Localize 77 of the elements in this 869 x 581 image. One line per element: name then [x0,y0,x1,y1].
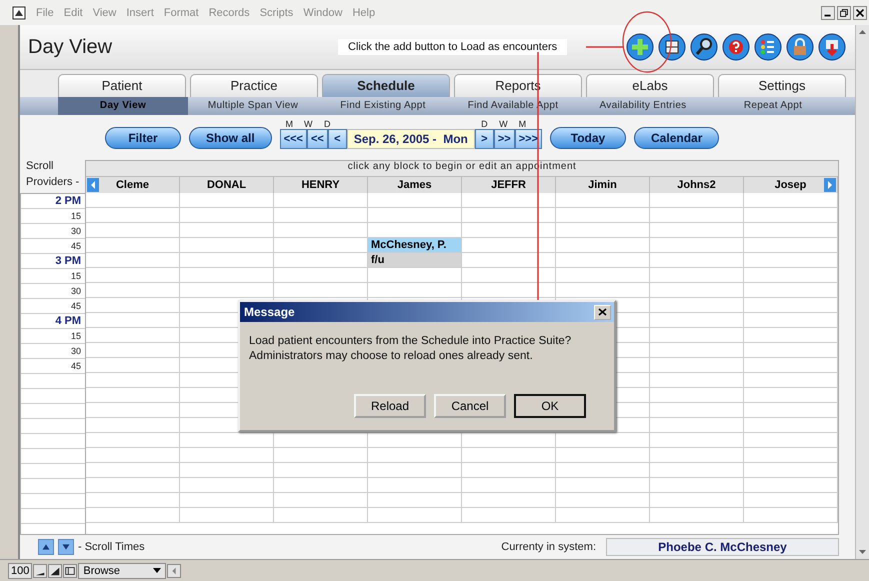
minimize-icon[interactable] [821,6,835,20]
help-icon[interactable] [721,32,751,62]
layout-icon[interactable] [63,564,78,578]
scroll-right-icon[interactable] [824,178,836,192]
step-letter: M [518,119,528,129]
time-label: 2 PM [21,194,85,209]
tab[interactable]: eLabs [586,74,714,97]
time-label: 30 [21,344,85,359]
current-user-field: Phoebe C. McChesney [606,538,839,556]
time-label: 45 [21,359,85,374]
close-icon[interactable] [598,308,607,316]
download-icon[interactable] [817,32,847,62]
leader-line [586,46,624,48]
subtab[interactable]: Availability Entries [578,97,708,115]
view-title: Day View [28,36,114,58]
zoom-level[interactable]: 100 [8,562,32,578]
app-icon [12,6,26,20]
step-letter: W [498,119,509,129]
nav-button[interactable]: Show all [189,127,272,149]
time-label: 30 [21,224,85,239]
mode-dropdown[interactable]: Browse [78,562,166,578]
hint-text: Click the add button to Load as encounters [338,39,568,55]
time-label: 15 [21,269,85,284]
close-button[interactable] [594,304,611,320]
step-letter: D [480,119,489,129]
providers-label: Providers - [25,176,80,190]
close-icon[interactable] [853,6,867,20]
nav-button[interactable]: Filter [105,127,181,149]
step-forward-button[interactable]: > [474,129,494,149]
tab[interactable]: Patient [58,74,186,97]
list-icon[interactable] [753,32,783,62]
subtab[interactable]: Day View [58,97,188,115]
time-label: 45 [21,299,85,314]
current-user-label: Currenty in system: [501,541,596,553]
subtab[interactable]: Find Existing Appt [318,97,448,115]
appointment-name[interactable]: McChesney, P. [368,238,462,252]
lock-icon[interactable] [785,32,815,62]
step-letter: W [302,119,314,129]
appointment-note[interactable]: f/u [368,253,462,267]
tab[interactable]: Settings [718,74,846,97]
subtab[interactable]: Multiple Span View [188,97,318,115]
restore-icon[interactable] [837,6,851,20]
scroll-up-icon[interactable] [38,539,54,555]
tab[interactable]: Schedule [322,74,450,97]
add-icon[interactable] [625,32,655,62]
time-label: 45 [21,239,85,254]
dialog-message: Load patient encounters from the Schedule into Practice Suite? Administrators may choose to reload ones already sent. [248,334,572,364]
scroll-down-icon[interactable] [58,539,74,555]
nav-button[interactable]: Calendar [634,127,720,149]
subtab[interactable]: Repeat Appt [708,97,838,115]
zoom-in-icon[interactable] [48,564,62,578]
step-back-button[interactable]: << [306,129,328,149]
caret-icon[interactable] [153,568,162,574]
tab[interactable]: Practice [190,74,318,97]
step-forward-button[interactable]: >> [494,129,515,149]
nav-button[interactable]: Today [550,127,626,149]
annotation-circle [622,11,672,73]
time-label: 15 [21,329,85,344]
date-display: Sep. 26, 2005 - Mon [346,129,475,149]
scroll-left-icon[interactable] [87,178,99,192]
zoom-out-icon[interactable] [33,564,48,578]
scroll-left-icon[interactable] [167,564,182,578]
time-label: 3 PM [21,254,85,269]
step-back-button[interactable]: < [328,129,347,149]
step-letter: M [284,119,294,129]
scroll-times-label: - Scroll Times [78,541,145,553]
step-letter: D [322,119,332,129]
dialog-button[interactable]: Reload [354,394,426,418]
time-label: 30 [21,284,85,299]
search-icon[interactable] [689,32,719,62]
scroll-label: Scroll [25,160,55,174]
time-label: 15 [21,209,85,224]
dialog-button[interactable]: Cancel [434,394,506,418]
dialog-button[interactable]: OK [514,394,586,418]
time-label: 4 PM [21,314,85,329]
step-back-button[interactable]: <<< [280,129,307,149]
dialog-title: Message [244,305,295,319]
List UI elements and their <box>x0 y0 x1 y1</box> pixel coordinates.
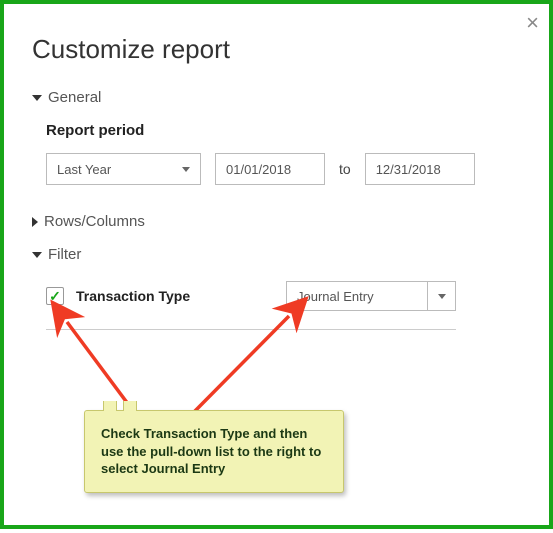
checkmark-icon: ✓ <box>49 288 61 305</box>
section-label: Filter <box>48 246 81 263</box>
section-label: General <box>48 89 101 106</box>
date-from-value: 01/01/2018 <box>226 162 291 177</box>
annotation-callout: Check Transaction Type and then use the … <box>84 410 344 493</box>
report-period-row: Last Year 01/01/2018 to 12/31/2018 <box>46 153 521 185</box>
chevron-right-icon <box>32 217 38 227</box>
transaction-type-label: Transaction Type <box>76 288 274 304</box>
date-to-input[interactable]: 12/31/2018 <box>365 153 475 185</box>
date-to-value: 12/31/2018 <box>376 162 441 177</box>
customize-report-dialog: Customize report General Report period L… <box>4 4 549 350</box>
transaction-type-select[interactable]: Journal Entry <box>286 281 456 311</box>
annotation-text: Check Transaction Type and then use the … <box>101 425 327 478</box>
section-general-toggle[interactable]: General <box>32 89 521 106</box>
section-filter-toggle[interactable]: Filter <box>32 246 521 263</box>
section-rows-columns-toggle[interactable]: Rows/Columns <box>32 213 521 230</box>
chevron-down-icon <box>182 167 190 172</box>
date-from-input[interactable]: 01/01/2018 <box>215 153 325 185</box>
dialog-title: Customize report <box>32 34 521 65</box>
transaction-type-value: Journal Entry <box>287 282 427 310</box>
section-label: Rows/Columns <box>44 213 145 230</box>
close-icon[interactable]: × <box>526 12 539 34</box>
report-period-label: Report period <box>46 122 521 139</box>
transaction-type-dropdown-button[interactable] <box>427 282 455 310</box>
chevron-down-icon <box>32 252 42 258</box>
period-preset-value: Last Year <box>57 162 111 177</box>
transaction-type-checkbox[interactable]: ✓ <box>46 287 64 305</box>
period-preset-select[interactable]: Last Year <box>46 153 201 185</box>
chevron-down-icon <box>32 95 42 101</box>
filter-row: ✓ Transaction Type Journal Entry <box>46 281 456 330</box>
to-label: to <box>339 161 351 177</box>
chevron-down-icon <box>438 294 446 299</box>
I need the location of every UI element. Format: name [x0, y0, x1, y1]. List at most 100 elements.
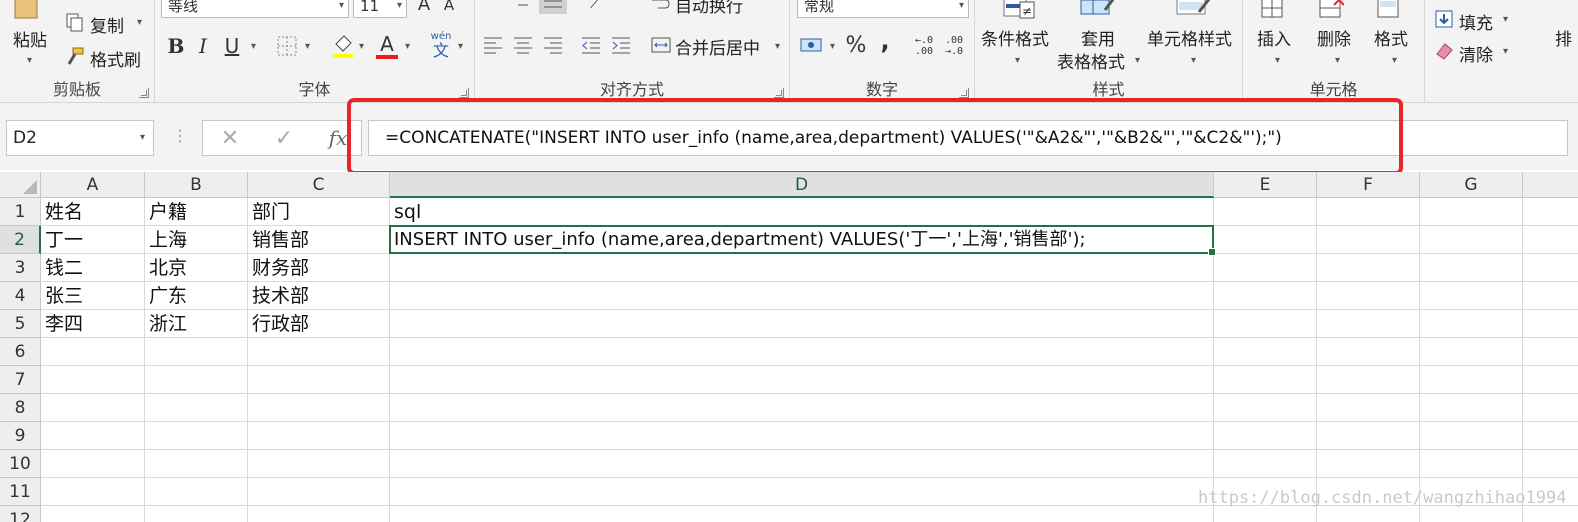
cell-c4[interactable]: 技术部 [248, 282, 390, 310]
decrease-font-icon[interactable]: A [439, 0, 459, 14]
clipboard-icon[interactable] [12, 0, 42, 20]
column-header-a[interactable]: A [41, 172, 145, 198]
cell-a4[interactable]: 张三 [41, 282, 145, 310]
align-center-icon[interactable] [511, 33, 535, 57]
paste-dropdown-icon[interactable]: ▾ [27, 55, 32, 66]
fill-color-icon[interactable] [331, 32, 355, 60]
fill-color-dropdown-icon[interactable]: ▾ [359, 41, 364, 52]
cell-c2[interactable]: 销售部 [248, 226, 390, 254]
cell-c3[interactable]: 财务部 [248, 254, 390, 282]
row-header-11[interactable]: 11 [0, 478, 41, 506]
align-middle-icon[interactable] [539, 0, 567, 14]
number-launcher-icon[interactable] [959, 88, 969, 98]
increase-font-icon[interactable]: A [413, 0, 435, 15]
column-header-e[interactable]: E [1214, 172, 1317, 198]
paste-button[interactable]: 粘贴 [13, 26, 47, 51]
fill-button[interactable]: 填充 [1459, 9, 1493, 34]
decrease-indent-icon[interactable] [579, 33, 603, 57]
align-left-icon[interactable] [481, 33, 505, 57]
column-header-f[interactable]: F [1317, 172, 1420, 198]
format-as-table-icon[interactable] [1079, 0, 1119, 20]
cell-a2[interactable]: 丁一 [41, 226, 145, 254]
increase-indent-icon[interactable] [609, 33, 633, 57]
conditional-format-icon[interactable]: ≠ [1001, 0, 1037, 20]
row-header-5[interactable]: 5 [0, 310, 41, 338]
column-header-d[interactable]: D [390, 172, 1214, 198]
row-header-12[interactable]: 12 [0, 506, 41, 522]
italic-button[interactable]: I [193, 33, 213, 59]
currency-dropdown-icon[interactable]: ▾ [830, 41, 835, 52]
row-header-7[interactable]: 7 [0, 366, 41, 394]
format-cells-icon[interactable] [1373, 0, 1403, 22]
delete-cells-icon[interactable] [1315, 0, 1345, 22]
format-dropdown-icon[interactable]: ▾ [1392, 55, 1397, 66]
delete-button[interactable]: 删除 [1317, 25, 1351, 50]
decrease-decimal-icon[interactable]: .00 →.0 [940, 32, 968, 60]
wrap-text-icon[interactable] [649, 0, 671, 14]
cell-a5[interactable]: 李四 [41, 310, 145, 338]
clipboard-launcher-icon[interactable] [139, 88, 149, 98]
phonetic-icon[interactable]: wén 文 [427, 32, 455, 60]
cell-styles-button[interactable]: 单元格样式 [1147, 25, 1232, 50]
delete-dropdown-icon[interactable]: ▾ [1335, 55, 1340, 66]
row-header-1[interactable]: 1 [0, 198, 41, 226]
underline-dropdown-icon[interactable]: ▾ [251, 41, 256, 52]
cancel-icon[interactable]: ✕ [217, 125, 243, 151]
row-header-8[interactable]: 8 [0, 394, 41, 422]
cell-a3[interactable]: 钱二 [41, 254, 145, 282]
merge-center-icon[interactable] [649, 33, 673, 57]
font-color-icon[interactable]: A [375, 31, 399, 61]
conditional-format-button[interactable]: 条件格式 [981, 25, 1049, 50]
font-name-select[interactable]: 等线 ▾ [161, 0, 349, 18]
row-header-2[interactable]: 2 [0, 226, 41, 254]
cell-b2[interactable]: 上海 [145, 226, 248, 254]
row-header-3[interactable]: 3 [0, 254, 41, 282]
cell-styles-dropdown-icon[interactable]: ▾ [1191, 55, 1196, 66]
copy-button[interactable]: 复制 [90, 12, 124, 37]
active-cell-selection[interactable] [389, 225, 1216, 256]
orientation-icon[interactable]: ⟋ [583, 0, 607, 14]
sort-filter-button[interactable]: 排 [1555, 25, 1572, 50]
cell-a1[interactable]: 姓名 [41, 198, 145, 226]
column-header-g[interactable]: G [1420, 172, 1523, 198]
alignment-launcher-icon[interactable] [774, 88, 784, 98]
align-right-icon[interactable] [541, 33, 565, 57]
border-icon[interactable] [275, 34, 299, 58]
fill-down-icon[interactable] [1433, 8, 1455, 30]
conditional-dropdown-icon[interactable]: ▾ [1015, 55, 1020, 66]
border-dropdown-icon[interactable]: ▾ [305, 41, 310, 52]
font-color-dropdown-icon[interactable]: ▾ [405, 41, 410, 52]
fill-dropdown-icon[interactable]: ▾ [1503, 14, 1508, 25]
cell-d1[interactable]: sql [390, 198, 1214, 226]
wrap-text-button[interactable]: 自动换行 [675, 0, 743, 17]
format-as-table-line2[interactable]: 表格格式 [1057, 48, 1125, 73]
select-all-button[interactable] [0, 172, 41, 198]
clear-dropdown-icon[interactable]: ▾ [1503, 46, 1508, 57]
name-box[interactable]: D2 ▾ [6, 120, 154, 156]
percent-button[interactable]: % [844, 32, 868, 58]
row-header-9[interactable]: 9 [0, 422, 41, 450]
cell-c5[interactable]: 行政部 [248, 310, 390, 338]
cell-b5[interactable]: 浙江 [145, 310, 248, 338]
column-header-b[interactable]: B [145, 172, 248, 198]
insert-button[interactable]: 插入 [1257, 25, 1291, 50]
column-header-h[interactable] [1523, 172, 1578, 198]
insert-cells-icon[interactable] [1257, 0, 1287, 22]
bold-button[interactable]: B [165, 33, 187, 59]
cell-b3[interactable]: 北京 [145, 254, 248, 282]
merge-dropdown-icon[interactable]: ▾ [775, 41, 780, 52]
format-painter-button[interactable]: 格式刷 [90, 46, 141, 71]
format-as-table-dropdown-icon[interactable]: ▾ [1135, 55, 1140, 66]
format-button[interactable]: 格式 [1374, 25, 1408, 50]
currency-icon[interactable] [798, 34, 824, 56]
row-header-6[interactable]: 6 [0, 338, 41, 366]
column-header-c[interactable]: C [248, 172, 390, 198]
row-header-4[interactable]: 4 [0, 282, 41, 310]
row-header-10[interactable]: 10 [0, 450, 41, 478]
copy-dropdown-icon[interactable]: ▾ [137, 17, 142, 28]
cell-styles-icon[interactable] [1175, 0, 1215, 20]
format-as-table-line1[interactable]: 套用 [1081, 25, 1115, 50]
cell-c1[interactable]: 部门 [248, 198, 390, 226]
enter-icon[interactable]: ✓ [271, 125, 297, 151]
merge-center-button[interactable]: 合并后居中 [675, 34, 760, 59]
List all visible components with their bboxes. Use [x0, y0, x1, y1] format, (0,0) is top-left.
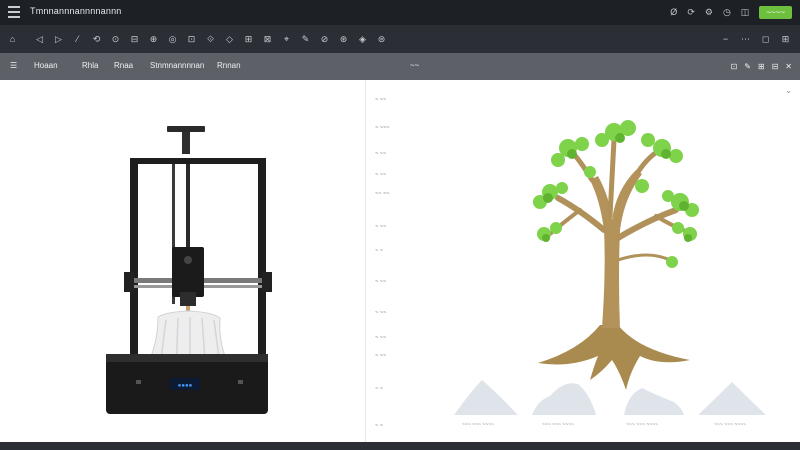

Given request:
Please copy the lines of the rows from the one containing "checkmark-icon: ✓ <box>49 288 61 305</box>" through the one containing "chevron-down-icon <box>182 167 190 172</box>", both included, reproducing each line character for character.

Output:
checkmark-icon: ✓ <box>49 288 61 305</box>
section-label: Filter <box>48 246 81 263</box>
section-label: General <box>48 89 101 106</box>
date-from-value: 01/01/2018 <box>226 162 291 177</box>
annotation-callout: Check Transaction Type and then use the … <box>84 410 344 493</box>
report-period-row: Last Year 01/01/2018 to 12/31/2018 <box>46 153 521 185</box>
chevron-right-icon <box>32 217 38 227</box>
transaction-type-label: Transaction Type <box>76 288 274 304</box>
date-to-input[interactable]: 12/31/2018 <box>365 153 475 185</box>
date-to-value: 12/31/2018 <box>376 162 441 177</box>
customize-report-dialog: Customize report General Report period L… <box>4 4 549 350</box>
transaction-type-select[interactable]: Journal Entry <box>286 281 456 311</box>
annotation-text: Check Transaction Type and then use the … <box>101 425 327 478</box>
section-general-toggle[interactable]: General <box>32 89 521 106</box>
section-filter-toggle[interactable]: Filter <box>32 246 521 263</box>
section-rows-columns-toggle[interactable]: Rows/Columns <box>32 213 521 230</box>
chevron-down-icon <box>182 167 190 172</box>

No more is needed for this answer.